#### WRITTEN INSTRUCTION
The required output is a single number: how many lines of the material contain the string "some".

>> BEGIN DATASET RECORDS

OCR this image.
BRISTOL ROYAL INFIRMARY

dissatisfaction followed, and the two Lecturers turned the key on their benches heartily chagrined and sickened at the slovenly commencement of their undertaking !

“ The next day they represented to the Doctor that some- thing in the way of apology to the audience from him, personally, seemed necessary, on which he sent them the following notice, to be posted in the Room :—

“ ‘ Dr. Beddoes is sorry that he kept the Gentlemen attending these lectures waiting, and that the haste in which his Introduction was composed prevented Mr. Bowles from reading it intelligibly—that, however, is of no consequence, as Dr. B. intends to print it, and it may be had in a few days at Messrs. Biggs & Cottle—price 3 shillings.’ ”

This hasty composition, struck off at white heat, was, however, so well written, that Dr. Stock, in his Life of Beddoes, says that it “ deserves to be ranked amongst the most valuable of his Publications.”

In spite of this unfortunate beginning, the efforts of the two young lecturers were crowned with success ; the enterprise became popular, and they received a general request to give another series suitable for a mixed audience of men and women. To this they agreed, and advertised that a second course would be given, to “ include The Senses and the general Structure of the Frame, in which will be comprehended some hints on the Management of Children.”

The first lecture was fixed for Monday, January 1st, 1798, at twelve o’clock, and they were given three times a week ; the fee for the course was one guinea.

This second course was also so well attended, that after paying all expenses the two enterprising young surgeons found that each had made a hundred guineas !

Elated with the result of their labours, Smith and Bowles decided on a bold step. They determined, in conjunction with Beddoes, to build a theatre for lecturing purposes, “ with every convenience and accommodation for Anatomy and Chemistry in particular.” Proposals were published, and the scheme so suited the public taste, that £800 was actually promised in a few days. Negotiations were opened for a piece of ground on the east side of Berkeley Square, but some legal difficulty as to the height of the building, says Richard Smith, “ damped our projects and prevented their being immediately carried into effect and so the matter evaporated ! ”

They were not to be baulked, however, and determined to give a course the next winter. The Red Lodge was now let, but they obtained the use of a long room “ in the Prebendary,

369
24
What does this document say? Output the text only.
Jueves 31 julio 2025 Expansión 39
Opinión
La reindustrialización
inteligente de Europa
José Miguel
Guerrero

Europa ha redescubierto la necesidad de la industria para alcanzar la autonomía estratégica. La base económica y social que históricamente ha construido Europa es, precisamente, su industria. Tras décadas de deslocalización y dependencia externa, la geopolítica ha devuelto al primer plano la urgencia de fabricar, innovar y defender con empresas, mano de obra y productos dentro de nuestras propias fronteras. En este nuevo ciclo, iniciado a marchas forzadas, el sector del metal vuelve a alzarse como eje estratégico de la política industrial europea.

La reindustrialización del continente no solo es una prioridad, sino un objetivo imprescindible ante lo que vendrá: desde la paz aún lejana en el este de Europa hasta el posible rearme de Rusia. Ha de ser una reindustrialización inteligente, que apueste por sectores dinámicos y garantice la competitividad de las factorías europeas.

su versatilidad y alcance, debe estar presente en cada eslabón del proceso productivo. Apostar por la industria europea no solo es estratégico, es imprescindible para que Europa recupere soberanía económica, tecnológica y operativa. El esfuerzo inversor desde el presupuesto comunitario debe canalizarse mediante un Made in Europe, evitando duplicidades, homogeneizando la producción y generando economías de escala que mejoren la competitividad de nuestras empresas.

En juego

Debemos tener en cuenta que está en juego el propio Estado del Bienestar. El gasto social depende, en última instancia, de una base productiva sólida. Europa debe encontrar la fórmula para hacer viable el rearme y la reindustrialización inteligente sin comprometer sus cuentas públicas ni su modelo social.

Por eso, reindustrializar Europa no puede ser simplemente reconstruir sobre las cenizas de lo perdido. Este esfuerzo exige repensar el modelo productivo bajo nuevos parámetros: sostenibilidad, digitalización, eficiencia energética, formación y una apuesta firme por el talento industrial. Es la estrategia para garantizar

>> END DATASET RECORDS

#### ANSWER TO THIS EXERCISE
3